Brower is careful not to let Si Tayeb’s revolt collapse into familiar interpretive categories. The attack, he writes, “neither fits neatly into a story of Islamic revolt nor one of colonial accommodation, and it does not match the paradigm presented in studies of national resistance.” [60] Si Tayeb’s motivations were at once socio-political and religious, driven by the need to demonstrate continued divine favor to his followers. [61] Ultimately, “economic insecurity unleashed a host of social tensions and crises that created conditions for conflict rather than assuring a Pax Francus. With daily existence having become precarious, and the fabric of the social order having frayed, the people of Algeria sought solutions by following increasingly dangerous paths.” [62] The third and fourth parts extend this analysis into the domain of indigenous slavery—where French abolition rhetoric coexisted with, and in practice sustained, the institution it claimed to oppose—and into the metropolitan cultural fantasies bound up with what Brower calls a “fascination with the extreme and the archaic”:[63] Trumelet’s apocalyptic “Sahara sublime” and Duveyrier’s romantic idealization of the Tuareg as desert medievalists, literary tropes whose limits became visible in the 1881 Flatters massacre. [64]

Ideological Violence

Jennifer E. Sessions’s By Sword and Plow: France and the Conquest of Algeria (2011) belongs to the rigorously historical, methodologically pluralist tradition Conklin celebrated in her 2007 review. [65] Sessions understands the history of France’s colonies as integral rather than peripheral to metropolitan identity, and she is committed, like Cooper, to recovering causality rather than resting on description of abstract power relations: purely discursive approaches, she argues, vitiate “the explanatory force required to answer historical questions about empire’s origins.” [66] The book’s title borrows a phrase from Bugeaud; its argument engages the question of why French imperialists did what they did—and why metropolitan audiences accepted, even celebrated, what was done in their name.

Sessions enters this question by surveying the limits of established explanatory frameworks. Henri Brunschwig had argued in 1960 that French imperialism, unlike its British counterpart, was driven not by economic incentives but by “a passion for national honour and cultural extraversion,” expressed through the activities of “ambitious colonels and admirals conquering vast tracts of commercially insignificant territory.” [67] Sessions confirms Brunschwig’s negative conclusion: historians found that “the colonies offered little, if any net economic benefit and that empire impeded rather than promoted the development of capitalism,” and that decolonization “met with little opposition from business circles and caused no crisis of French capitalism.” [68] Conklin had urged scholars to attend more carefully to how evolving forms of capitalism shaped colonial and postcolonial conflicts, [69] but Sessions found that analysis of the colonial lobby shed little light on how empire’s image had developed through cultural fields—travel literature, advertising, film—that lay beyond political-institutional explanation. [70]

Sessions turns instead to “political culture,” deploying the concept in ways that echo Keith M. Baker’s usage in Inventing the French Revolution (1990): the “set of discourses or symbolic practices by which individuals and groups in any society articulate, negotiate, implement and enforce the competing claims they make on one another and upon the whole.” [71] Political culture, in Sessions’s analysis, “provided the map by which nineteenth-century Frenchmen made sense of the colonial conquest unfolding on their public squares, stages, canvases, and print stalls.” [72] What this approach opens up is a way of thinking about causality that economic and political-institutional frameworks could not provide.

-------------------------

Goal 1: Reproduce the entries from their start through the line holding "affiliation-badge[interactable]: LDL [127,11,144,23]", inclusive, substituting "rule" for "divider" and leaving all else unchanged.

Entries from a data collection:

-------------------------

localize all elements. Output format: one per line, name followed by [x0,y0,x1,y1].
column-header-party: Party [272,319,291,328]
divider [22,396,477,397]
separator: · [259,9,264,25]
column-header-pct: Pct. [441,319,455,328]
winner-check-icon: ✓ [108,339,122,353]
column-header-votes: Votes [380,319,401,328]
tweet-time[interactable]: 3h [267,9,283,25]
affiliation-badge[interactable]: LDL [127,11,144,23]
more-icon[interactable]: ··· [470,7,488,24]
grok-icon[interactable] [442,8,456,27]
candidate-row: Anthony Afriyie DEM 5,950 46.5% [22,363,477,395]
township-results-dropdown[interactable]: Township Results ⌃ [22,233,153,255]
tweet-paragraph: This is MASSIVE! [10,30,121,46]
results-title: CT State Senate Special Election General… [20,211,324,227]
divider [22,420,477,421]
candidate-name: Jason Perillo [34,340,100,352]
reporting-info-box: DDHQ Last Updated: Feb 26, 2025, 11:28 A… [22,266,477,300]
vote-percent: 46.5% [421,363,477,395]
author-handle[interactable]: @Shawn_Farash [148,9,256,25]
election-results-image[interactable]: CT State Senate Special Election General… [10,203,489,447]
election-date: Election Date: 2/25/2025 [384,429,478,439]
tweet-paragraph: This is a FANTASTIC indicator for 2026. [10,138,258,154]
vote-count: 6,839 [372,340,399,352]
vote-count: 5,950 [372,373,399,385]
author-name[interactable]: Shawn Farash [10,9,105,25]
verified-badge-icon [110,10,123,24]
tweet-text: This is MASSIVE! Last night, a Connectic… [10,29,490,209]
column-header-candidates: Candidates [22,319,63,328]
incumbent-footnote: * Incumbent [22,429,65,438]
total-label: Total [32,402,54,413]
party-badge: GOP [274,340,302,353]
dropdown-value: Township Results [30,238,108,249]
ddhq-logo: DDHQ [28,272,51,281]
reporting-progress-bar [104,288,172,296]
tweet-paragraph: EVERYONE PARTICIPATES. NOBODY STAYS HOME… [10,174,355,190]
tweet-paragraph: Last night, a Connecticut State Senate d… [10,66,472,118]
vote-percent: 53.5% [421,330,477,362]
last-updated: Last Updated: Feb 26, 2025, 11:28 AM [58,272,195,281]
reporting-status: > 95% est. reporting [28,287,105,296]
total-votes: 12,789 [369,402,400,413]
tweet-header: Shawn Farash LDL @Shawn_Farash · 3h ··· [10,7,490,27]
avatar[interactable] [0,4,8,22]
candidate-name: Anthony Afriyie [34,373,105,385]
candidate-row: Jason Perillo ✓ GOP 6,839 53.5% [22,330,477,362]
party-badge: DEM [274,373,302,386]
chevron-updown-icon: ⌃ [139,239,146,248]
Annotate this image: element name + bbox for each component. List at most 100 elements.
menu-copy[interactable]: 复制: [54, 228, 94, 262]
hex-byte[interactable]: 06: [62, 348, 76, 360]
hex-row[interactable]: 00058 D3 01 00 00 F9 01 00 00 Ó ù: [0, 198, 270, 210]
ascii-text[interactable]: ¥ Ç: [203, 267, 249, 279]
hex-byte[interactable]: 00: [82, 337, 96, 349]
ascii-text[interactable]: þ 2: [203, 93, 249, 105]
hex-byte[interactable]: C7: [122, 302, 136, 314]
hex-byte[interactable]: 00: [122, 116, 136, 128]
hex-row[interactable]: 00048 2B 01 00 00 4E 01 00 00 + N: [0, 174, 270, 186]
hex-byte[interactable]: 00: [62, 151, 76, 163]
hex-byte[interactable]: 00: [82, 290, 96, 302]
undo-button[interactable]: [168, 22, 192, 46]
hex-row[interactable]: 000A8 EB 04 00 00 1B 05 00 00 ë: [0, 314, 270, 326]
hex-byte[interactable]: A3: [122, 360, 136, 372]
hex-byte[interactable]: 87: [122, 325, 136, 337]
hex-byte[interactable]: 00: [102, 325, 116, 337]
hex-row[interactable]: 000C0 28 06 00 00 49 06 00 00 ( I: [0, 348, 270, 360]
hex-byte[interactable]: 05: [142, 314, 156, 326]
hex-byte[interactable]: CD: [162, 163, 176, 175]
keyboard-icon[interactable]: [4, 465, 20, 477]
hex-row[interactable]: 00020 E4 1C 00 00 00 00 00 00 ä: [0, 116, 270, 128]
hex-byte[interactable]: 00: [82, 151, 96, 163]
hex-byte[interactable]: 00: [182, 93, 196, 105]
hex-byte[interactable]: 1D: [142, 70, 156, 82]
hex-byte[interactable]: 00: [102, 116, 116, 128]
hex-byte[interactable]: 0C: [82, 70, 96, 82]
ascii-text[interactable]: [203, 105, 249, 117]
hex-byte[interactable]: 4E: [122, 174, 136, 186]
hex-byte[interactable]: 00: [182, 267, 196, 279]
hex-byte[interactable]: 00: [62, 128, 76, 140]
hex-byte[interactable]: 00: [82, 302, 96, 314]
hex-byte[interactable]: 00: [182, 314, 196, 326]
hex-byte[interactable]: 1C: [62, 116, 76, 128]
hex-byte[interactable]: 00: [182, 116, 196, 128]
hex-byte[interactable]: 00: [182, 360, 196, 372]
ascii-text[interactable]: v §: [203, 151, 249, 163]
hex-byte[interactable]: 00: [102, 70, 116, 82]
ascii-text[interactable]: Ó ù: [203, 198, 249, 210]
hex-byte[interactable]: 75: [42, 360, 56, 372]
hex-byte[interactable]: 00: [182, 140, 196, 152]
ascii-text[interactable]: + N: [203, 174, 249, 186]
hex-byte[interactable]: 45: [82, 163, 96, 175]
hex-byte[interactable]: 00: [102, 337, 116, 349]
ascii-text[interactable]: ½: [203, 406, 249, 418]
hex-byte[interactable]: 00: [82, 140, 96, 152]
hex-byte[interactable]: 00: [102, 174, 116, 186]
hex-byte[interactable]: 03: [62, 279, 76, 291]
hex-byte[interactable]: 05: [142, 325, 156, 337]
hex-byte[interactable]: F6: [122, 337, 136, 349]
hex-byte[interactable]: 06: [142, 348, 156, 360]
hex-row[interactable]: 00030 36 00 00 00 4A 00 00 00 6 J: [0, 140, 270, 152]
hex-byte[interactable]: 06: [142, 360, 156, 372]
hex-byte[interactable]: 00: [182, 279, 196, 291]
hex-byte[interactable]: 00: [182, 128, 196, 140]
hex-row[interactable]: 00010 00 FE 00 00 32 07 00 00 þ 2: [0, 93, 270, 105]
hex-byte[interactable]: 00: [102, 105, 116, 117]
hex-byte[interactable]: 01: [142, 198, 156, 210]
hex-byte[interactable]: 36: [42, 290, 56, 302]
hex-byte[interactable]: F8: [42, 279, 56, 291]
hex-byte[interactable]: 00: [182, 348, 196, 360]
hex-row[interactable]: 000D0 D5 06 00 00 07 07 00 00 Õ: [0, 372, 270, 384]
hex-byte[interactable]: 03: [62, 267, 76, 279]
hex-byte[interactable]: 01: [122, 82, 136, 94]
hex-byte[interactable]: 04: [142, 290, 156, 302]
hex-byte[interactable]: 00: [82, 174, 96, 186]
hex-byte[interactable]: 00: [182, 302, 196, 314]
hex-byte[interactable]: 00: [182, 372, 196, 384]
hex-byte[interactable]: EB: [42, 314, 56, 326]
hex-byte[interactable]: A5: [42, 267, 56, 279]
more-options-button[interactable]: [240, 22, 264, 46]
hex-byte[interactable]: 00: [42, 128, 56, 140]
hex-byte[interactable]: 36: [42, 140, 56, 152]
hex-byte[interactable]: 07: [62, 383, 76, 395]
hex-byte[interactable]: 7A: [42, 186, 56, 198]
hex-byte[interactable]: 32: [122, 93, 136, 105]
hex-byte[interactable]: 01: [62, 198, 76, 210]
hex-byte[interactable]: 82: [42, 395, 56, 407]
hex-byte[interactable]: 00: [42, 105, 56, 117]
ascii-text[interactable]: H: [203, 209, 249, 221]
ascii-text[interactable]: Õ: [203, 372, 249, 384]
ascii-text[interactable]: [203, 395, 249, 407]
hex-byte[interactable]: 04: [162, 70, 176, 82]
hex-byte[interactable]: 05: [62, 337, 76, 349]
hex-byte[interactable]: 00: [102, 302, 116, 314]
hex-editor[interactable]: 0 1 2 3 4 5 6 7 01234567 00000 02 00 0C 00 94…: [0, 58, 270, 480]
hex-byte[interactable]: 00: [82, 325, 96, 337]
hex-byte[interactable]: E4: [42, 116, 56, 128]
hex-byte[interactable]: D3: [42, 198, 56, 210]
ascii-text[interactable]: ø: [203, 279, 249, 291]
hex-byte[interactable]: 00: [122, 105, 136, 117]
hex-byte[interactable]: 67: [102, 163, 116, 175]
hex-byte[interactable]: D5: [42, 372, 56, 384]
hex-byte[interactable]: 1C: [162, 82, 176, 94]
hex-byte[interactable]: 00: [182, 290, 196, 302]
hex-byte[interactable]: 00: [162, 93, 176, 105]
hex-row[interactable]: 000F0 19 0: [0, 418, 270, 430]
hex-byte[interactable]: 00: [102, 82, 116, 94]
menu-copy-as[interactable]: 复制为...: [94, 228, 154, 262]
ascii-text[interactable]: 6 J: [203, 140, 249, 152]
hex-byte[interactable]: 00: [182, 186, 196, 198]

-------------------------

Goal 2: In the review of scholarship on French Algeria, who argued in 1960 that French imperialism was driven by national honor rather than economic incentives?

Final answer 1:
localize all elements. Output format: one per line, name followed by [x0,y0,x1,y1].
column-header-party: Party [272,319,291,328]
rule [22,396,477,397]
separator: · [259,9,264,25]
column-header-pct: Pct. [441,319,455,328]
winner-check-icon: ✓ [108,339,122,353]
column-header-votes: Votes [380,319,401,328]
tweet-time[interactable]: 3h [267,9,283,25]
affiliation-badge[interactable]: LDL [127,11,144,23]

Final answer 2: Henri Brunschwig